● Dataset excerpts
########

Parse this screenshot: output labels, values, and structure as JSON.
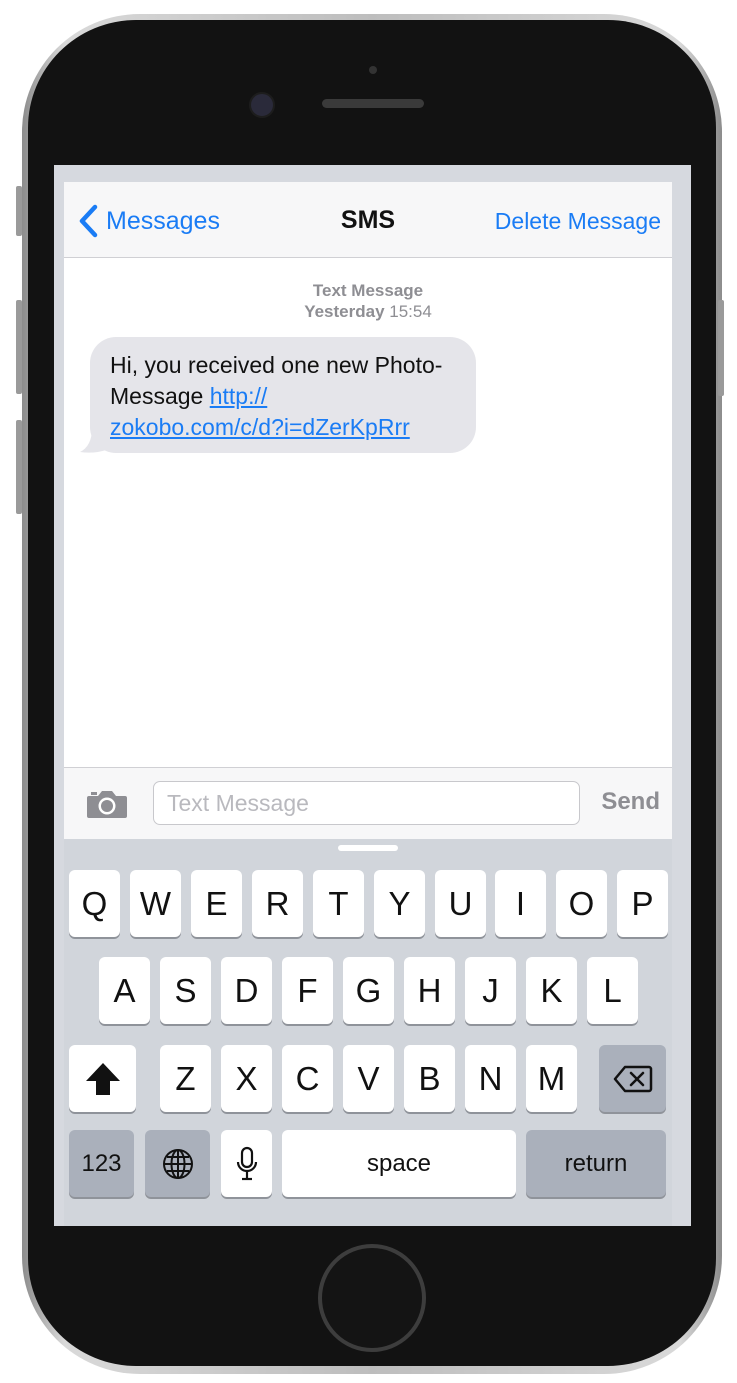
{
  "navbar": {
    "back_label": "Messages",
    "title": "SMS",
    "action_label": "Delete Message"
  },
  "thread": {
    "service_label": "Text Message",
    "date_label": "Yesterday",
    "time_label": "15:54",
    "message": {
      "text": "Hi,  you received one new Photo-Message ",
      "link_part1": "http://",
      "link_part2": "zokobo.com/c/d?i=dZerKpRrr"
    }
  },
  "composer": {
    "placeholder": "Text Message",
    "send_label": "Send",
    "camera_icon": "camera-icon"
  },
  "keyboard": {
    "row1": [
      "Q",
      "W",
      "E",
      "R",
      "T",
      "Y",
      "U",
      "I",
      "O",
      "P"
    ],
    "row2": [
      "A",
      "S",
      "D",
      "F",
      "G",
      "H",
      "J",
      "K",
      "L"
    ],
    "row3": [
      "Z",
      "X",
      "C",
      "V",
      "B",
      "N",
      "M"
    ],
    "numbers_label": "123",
    "space_label": "space",
    "return_label": "return",
    "icons": [
      "shift-icon",
      "backspace-icon",
      "globe-icon",
      "microphone-icon"
    ]
  },
  "colors": {
    "accent": "#1a7cf5",
    "bubble": "#e5e5ea",
    "keyboard_bg": "#d1d5db",
    "dark_key": "#aab0bb"
  }
}
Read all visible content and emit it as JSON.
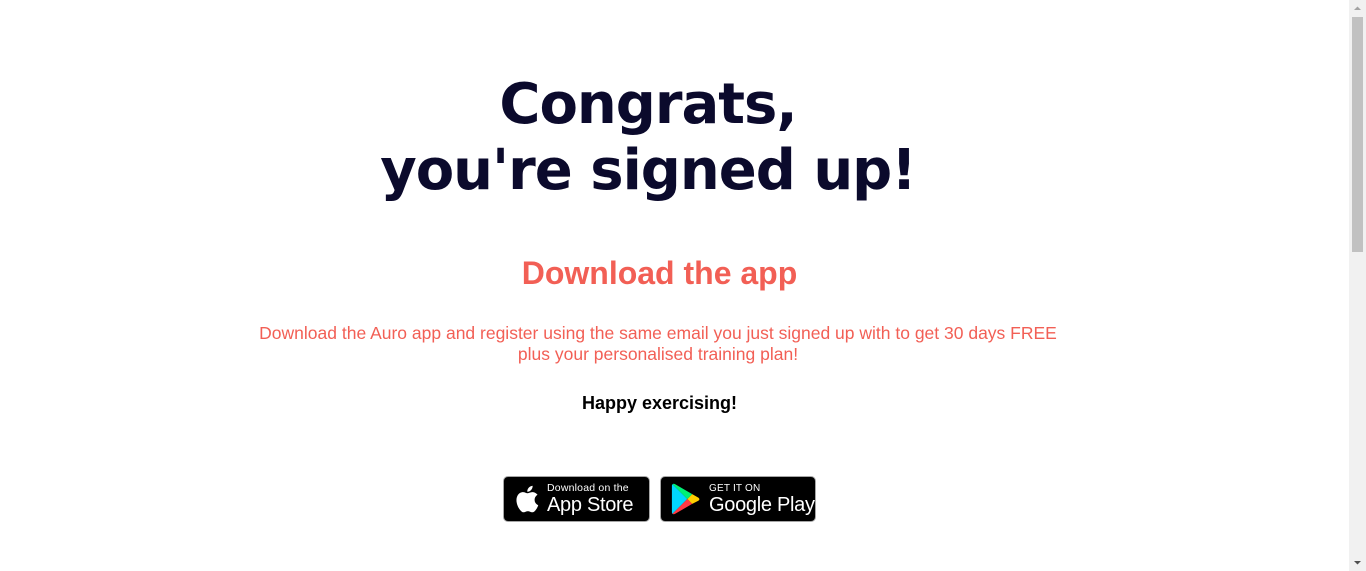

########

● The task
Restate the data above word for word. Do not include the images.

● Written answer
Parse this screenshot: output labels, values, and structure as JSON.
{
  "navbar": {
    "back_label": "Messages",
    "title": "SMS",
    "action_label": "Delete Message"
  },
  "thread": {
    "service_label": "Text Message",
    "date_label": "Yesterday",
    "time_label": "15:54",
    "message": {
      "text": "Hi,  you received one new Photo-Message ",
      "link_part1": "http://",
      "link_part2": "zokobo.com/c/d?i=dZerKpRrr"
    }
  },
  "composer": {
    "placeholder": "Text Message",
    "send_label": "Send",
    "camera_icon": "camera-icon"
  },
  "keyboard": {
    "row1": [
      "Q",
      "W",
      "E",
      "R",
      "T",
      "Y",
      "U",
      "I",
      "O",
      "P"
    ],
    "row2": [
      "A",
      "S",
      "D",
      "F",
      "G",
      "H",
      "J",
      "K",
      "L"
    ],
    "row3": [
      "Z",
      "X",
      "C",
      "V",
      "B",
      "N",
      "M"
    ],
    "numbers_label": "123",
    "space_label": "space",
    "return_label": "return",
    "icons": [
      "shift-icon",
      "backspace-icon",
      "globe-icon",
      "microphone-icon"
    ]
  },
  "colors": {
    "accent": "#1a7cf5",
    "bubble": "#e5e5ea",
    "keyboard_bg": "#d1d5db",
    "dark_key": "#aab0bb"
  }
}
Read all visible content and emit it as JSON.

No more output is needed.